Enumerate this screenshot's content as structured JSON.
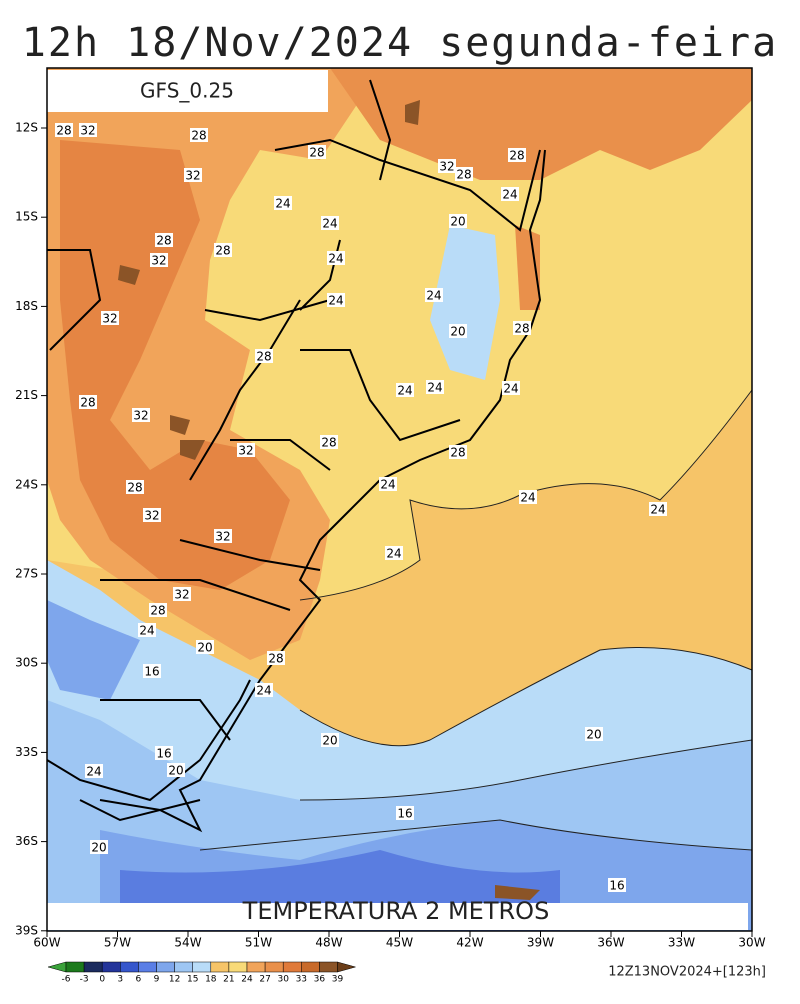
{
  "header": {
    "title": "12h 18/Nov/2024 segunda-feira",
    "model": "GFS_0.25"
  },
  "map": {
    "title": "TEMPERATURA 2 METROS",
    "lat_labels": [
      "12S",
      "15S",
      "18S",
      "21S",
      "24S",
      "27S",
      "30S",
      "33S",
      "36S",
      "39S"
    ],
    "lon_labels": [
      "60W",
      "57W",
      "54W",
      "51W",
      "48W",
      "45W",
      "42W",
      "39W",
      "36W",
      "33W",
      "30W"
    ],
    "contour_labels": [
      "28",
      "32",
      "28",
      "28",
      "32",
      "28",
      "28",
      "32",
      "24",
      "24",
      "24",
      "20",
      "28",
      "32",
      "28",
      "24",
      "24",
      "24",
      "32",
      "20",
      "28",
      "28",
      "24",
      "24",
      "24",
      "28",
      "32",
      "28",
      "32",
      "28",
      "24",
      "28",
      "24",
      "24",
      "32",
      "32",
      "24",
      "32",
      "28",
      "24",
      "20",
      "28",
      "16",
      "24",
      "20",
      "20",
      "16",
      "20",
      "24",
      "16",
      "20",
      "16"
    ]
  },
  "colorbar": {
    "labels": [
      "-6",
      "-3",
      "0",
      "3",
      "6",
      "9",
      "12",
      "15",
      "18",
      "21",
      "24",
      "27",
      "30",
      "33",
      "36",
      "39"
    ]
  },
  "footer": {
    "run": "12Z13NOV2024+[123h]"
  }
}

########

# Task
The listing above must be printed again exactly, minus its pictures.

# Written response
Enumerate this screenshot's content as structured JSON.
{
  "header": {
    "title": "12h 18/Nov/2024 segunda-feira",
    "model": "GFS_0.25"
  },
  "map": {
    "title": "TEMPERATURA 2 METROS",
    "lat_labels": [
      "12S",
      "15S",
      "18S",
      "21S",
      "24S",
      "27S",
      "30S",
      "33S",
      "36S",
      "39S"
    ],
    "lon_labels": [
      "60W",
      "57W",
      "54W",
      "51W",
      "48W",
      "45W",
      "42W",
      "39W",
      "36W",
      "33W",
      "30W"
    ],
    "contour_labels": [
      "28",
      "32",
      "28",
      "28",
      "32",
      "28",
      "28",
      "32",
      "24",
      "24",
      "24",
      "20",
      "28",
      "32",
      "28",
      "24",
      "24",
      "24",
      "32",
      "20",
      "28",
      "28",
      "24",
      "24",
      "24",
      "28",
      "32",
      "28",
      "32",
      "28",
      "24",
      "28",
      "24",
      "24",
      "32",
      "32",
      "24",
      "32",
      "28",
      "24",
      "20",
      "28",
      "16",
      "24",
      "20",
      "20",
      "16",
      "20",
      "24",
      "16",
      "20",
      "16"
    ]
  },
  "colorbar": {
    "labels": [
      "-6",
      "-3",
      "0",
      "3",
      "6",
      "9",
      "12",
      "15",
      "18",
      "21",
      "24",
      "27",
      "30",
      "33",
      "36",
      "39"
    ]
  },
  "footer": {
    "run": "12Z13NOV2024+[123h]"
  }
}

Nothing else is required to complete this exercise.